### What you should do
Select from the data all lines with the word "fbdcdc".

### Material to process
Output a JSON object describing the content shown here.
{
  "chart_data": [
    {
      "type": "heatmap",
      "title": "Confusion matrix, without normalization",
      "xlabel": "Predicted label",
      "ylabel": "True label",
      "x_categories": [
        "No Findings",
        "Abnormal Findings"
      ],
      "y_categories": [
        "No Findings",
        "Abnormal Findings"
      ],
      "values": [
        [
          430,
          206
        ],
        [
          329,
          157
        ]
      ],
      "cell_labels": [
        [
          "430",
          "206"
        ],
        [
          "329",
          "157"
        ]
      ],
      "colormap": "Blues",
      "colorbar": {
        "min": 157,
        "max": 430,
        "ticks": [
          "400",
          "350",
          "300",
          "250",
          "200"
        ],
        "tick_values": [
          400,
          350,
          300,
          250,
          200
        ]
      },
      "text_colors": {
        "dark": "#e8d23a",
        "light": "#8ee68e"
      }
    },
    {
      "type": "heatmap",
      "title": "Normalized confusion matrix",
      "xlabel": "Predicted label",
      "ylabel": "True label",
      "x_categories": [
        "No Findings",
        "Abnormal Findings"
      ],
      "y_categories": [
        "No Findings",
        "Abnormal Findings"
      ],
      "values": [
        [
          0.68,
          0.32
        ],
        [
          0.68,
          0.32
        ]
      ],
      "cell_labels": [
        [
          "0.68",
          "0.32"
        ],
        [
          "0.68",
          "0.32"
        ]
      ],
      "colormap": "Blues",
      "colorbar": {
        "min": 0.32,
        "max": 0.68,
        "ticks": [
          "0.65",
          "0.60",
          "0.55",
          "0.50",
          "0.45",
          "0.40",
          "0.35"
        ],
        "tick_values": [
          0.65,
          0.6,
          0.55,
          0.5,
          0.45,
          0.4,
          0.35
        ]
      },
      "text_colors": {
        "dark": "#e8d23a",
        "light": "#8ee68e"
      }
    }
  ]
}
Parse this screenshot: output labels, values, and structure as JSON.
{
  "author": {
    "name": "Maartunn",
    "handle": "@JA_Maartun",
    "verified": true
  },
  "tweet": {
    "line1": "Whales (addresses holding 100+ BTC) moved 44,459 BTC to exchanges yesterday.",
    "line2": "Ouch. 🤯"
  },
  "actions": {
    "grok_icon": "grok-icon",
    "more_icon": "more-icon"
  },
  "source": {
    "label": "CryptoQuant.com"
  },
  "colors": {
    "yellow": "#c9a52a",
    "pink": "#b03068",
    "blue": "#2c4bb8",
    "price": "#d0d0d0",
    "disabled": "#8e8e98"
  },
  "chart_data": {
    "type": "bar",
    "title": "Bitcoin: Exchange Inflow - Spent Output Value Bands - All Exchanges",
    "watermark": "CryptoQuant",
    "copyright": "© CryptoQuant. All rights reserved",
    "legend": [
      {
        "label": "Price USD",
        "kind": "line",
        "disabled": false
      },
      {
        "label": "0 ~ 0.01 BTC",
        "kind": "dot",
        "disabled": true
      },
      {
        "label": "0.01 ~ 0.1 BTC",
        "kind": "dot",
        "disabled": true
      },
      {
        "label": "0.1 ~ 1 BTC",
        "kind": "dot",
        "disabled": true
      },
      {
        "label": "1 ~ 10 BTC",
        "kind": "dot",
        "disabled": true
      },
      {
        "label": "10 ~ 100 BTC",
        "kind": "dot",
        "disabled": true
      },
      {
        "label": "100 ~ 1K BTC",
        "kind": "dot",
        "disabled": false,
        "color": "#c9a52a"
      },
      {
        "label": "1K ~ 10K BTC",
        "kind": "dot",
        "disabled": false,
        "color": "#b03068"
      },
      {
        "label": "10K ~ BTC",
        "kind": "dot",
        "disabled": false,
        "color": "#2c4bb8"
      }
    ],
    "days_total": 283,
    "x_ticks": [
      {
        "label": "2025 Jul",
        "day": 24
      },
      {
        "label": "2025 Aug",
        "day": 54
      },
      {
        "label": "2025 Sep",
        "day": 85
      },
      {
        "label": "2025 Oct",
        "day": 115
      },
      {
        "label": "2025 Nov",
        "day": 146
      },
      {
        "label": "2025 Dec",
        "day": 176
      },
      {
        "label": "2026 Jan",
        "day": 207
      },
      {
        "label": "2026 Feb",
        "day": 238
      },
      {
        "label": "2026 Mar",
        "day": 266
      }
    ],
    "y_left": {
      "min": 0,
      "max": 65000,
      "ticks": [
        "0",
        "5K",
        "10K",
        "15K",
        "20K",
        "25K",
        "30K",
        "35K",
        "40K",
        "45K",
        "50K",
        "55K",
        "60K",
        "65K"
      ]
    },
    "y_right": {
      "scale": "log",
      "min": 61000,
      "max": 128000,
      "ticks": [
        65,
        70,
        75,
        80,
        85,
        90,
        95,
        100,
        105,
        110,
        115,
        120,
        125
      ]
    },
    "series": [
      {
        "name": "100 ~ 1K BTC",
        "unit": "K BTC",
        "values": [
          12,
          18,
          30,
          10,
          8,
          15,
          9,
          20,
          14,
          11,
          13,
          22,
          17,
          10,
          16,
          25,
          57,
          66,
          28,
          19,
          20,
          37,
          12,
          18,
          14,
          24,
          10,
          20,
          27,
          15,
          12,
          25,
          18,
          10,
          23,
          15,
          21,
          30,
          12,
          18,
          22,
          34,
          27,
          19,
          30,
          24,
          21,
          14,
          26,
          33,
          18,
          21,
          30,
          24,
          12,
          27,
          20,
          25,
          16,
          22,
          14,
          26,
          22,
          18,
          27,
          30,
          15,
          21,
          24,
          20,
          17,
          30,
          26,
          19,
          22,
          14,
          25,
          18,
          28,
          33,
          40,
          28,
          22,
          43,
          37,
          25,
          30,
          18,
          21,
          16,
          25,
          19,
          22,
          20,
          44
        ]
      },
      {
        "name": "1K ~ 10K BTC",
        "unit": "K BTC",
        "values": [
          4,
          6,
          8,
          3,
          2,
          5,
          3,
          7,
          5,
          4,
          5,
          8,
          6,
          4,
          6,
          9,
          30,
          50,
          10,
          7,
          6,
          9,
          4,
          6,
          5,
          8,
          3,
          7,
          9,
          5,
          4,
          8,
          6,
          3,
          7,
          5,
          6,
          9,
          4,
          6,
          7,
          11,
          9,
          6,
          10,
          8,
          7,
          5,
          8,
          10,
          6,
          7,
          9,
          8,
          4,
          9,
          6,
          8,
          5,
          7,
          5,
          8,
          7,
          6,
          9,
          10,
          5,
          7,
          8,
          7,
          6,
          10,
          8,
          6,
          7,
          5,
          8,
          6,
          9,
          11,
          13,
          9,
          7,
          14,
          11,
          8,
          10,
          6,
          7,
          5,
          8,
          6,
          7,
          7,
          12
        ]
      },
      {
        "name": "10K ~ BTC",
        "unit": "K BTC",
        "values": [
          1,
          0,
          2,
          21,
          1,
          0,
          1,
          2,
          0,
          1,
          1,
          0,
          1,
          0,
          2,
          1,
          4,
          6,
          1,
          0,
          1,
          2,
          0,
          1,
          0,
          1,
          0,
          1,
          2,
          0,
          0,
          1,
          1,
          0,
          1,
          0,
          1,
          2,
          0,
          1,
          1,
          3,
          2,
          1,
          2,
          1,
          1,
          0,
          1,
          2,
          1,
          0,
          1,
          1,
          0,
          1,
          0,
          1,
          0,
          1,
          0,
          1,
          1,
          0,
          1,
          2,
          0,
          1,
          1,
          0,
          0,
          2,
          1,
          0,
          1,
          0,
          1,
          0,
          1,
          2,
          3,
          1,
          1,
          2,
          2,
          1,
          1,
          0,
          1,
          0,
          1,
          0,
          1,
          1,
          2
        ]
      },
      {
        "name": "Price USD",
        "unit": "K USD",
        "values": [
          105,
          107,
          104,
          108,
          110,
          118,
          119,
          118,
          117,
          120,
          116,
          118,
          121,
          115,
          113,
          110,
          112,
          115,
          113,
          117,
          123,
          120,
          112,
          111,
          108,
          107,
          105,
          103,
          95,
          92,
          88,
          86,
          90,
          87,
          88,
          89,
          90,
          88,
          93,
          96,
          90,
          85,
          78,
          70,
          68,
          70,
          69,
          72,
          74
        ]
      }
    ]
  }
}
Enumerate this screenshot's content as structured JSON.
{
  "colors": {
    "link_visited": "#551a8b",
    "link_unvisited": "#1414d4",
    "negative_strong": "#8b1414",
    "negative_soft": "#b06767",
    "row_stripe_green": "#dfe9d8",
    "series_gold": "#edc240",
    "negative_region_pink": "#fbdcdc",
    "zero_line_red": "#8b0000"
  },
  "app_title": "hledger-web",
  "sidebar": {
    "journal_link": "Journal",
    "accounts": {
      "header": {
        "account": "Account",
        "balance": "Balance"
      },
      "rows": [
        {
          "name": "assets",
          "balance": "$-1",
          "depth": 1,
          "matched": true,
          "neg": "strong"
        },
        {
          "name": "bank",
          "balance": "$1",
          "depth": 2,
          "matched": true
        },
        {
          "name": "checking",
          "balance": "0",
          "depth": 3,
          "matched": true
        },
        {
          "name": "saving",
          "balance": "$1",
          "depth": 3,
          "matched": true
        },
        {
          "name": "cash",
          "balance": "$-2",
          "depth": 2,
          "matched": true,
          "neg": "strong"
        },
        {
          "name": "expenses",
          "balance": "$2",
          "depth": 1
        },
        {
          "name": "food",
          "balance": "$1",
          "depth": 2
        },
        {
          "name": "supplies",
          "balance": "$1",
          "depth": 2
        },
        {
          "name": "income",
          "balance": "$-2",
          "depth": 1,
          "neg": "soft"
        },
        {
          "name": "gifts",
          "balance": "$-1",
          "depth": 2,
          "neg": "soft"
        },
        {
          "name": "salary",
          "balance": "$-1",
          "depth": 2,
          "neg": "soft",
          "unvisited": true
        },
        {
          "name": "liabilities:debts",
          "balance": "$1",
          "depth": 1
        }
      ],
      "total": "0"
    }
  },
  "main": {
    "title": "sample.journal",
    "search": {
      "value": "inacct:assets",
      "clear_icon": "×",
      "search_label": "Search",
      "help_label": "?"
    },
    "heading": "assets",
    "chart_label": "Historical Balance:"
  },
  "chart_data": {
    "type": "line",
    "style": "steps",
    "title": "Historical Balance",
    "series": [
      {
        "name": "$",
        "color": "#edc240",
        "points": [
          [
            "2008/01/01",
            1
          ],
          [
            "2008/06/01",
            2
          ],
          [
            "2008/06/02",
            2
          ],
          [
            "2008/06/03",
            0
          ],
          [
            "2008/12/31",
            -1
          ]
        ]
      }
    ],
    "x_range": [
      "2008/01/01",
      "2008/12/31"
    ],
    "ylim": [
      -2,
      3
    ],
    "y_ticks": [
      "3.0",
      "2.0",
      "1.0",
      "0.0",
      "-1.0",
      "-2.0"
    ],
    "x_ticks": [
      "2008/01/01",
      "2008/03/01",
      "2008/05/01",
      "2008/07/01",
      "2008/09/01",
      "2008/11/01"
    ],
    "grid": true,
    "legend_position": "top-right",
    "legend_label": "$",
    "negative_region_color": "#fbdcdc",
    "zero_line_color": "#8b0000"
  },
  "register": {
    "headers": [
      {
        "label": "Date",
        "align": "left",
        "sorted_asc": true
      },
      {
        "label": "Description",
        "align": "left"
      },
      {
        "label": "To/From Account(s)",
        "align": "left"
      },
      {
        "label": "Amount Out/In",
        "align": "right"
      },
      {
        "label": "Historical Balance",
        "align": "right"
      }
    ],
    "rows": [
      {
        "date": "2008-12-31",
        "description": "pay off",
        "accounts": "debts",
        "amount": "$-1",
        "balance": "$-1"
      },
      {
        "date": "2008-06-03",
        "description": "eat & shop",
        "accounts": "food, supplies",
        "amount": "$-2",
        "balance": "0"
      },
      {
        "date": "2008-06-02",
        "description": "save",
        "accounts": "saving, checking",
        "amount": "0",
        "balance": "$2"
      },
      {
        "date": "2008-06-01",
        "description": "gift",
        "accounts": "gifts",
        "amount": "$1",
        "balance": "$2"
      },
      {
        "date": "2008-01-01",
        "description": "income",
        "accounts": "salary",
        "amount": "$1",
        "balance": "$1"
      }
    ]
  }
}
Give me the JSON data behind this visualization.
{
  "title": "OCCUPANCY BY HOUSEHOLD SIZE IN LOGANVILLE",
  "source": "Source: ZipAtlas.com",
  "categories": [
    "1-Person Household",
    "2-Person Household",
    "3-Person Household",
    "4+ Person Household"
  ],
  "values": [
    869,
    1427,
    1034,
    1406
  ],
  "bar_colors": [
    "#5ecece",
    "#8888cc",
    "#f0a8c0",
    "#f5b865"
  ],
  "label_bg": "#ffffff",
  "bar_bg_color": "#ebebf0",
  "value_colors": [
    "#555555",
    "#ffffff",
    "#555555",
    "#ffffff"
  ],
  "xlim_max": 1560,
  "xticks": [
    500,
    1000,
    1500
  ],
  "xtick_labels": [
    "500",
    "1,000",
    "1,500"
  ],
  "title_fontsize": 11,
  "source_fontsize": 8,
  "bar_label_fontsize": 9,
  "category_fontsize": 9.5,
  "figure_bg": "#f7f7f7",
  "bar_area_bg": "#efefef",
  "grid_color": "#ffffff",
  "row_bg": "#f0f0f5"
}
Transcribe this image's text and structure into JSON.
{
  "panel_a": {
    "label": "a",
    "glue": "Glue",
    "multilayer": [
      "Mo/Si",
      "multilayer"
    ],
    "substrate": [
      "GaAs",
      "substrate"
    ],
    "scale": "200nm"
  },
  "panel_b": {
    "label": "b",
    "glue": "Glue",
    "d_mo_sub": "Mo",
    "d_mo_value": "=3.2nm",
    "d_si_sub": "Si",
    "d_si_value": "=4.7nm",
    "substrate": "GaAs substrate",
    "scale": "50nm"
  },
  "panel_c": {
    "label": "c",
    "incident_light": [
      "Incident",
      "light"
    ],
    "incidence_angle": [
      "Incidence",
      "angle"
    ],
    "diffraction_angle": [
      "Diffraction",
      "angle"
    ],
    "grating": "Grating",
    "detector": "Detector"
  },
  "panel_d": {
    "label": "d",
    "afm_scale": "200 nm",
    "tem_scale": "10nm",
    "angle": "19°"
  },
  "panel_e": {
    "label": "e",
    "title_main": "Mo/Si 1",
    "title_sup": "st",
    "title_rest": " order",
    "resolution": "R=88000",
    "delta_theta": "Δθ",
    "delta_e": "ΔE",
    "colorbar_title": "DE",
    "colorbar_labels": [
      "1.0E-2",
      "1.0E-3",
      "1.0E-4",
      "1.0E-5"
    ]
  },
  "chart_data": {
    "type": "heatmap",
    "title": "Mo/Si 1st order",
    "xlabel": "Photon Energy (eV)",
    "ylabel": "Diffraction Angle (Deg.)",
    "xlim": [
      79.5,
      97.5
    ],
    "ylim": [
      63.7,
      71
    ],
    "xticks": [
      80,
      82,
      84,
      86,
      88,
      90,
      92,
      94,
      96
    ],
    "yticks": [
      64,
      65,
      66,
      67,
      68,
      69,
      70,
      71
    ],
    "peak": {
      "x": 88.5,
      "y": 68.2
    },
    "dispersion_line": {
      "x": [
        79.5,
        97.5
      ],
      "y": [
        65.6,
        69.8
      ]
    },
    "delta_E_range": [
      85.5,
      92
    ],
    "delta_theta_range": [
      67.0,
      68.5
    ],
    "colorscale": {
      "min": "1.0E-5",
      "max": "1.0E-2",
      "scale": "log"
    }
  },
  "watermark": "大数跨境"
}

### Result of the exercise
    "negative_region_pink": "#fbdcdc",
    "negative_region_color": "#fbdcdc",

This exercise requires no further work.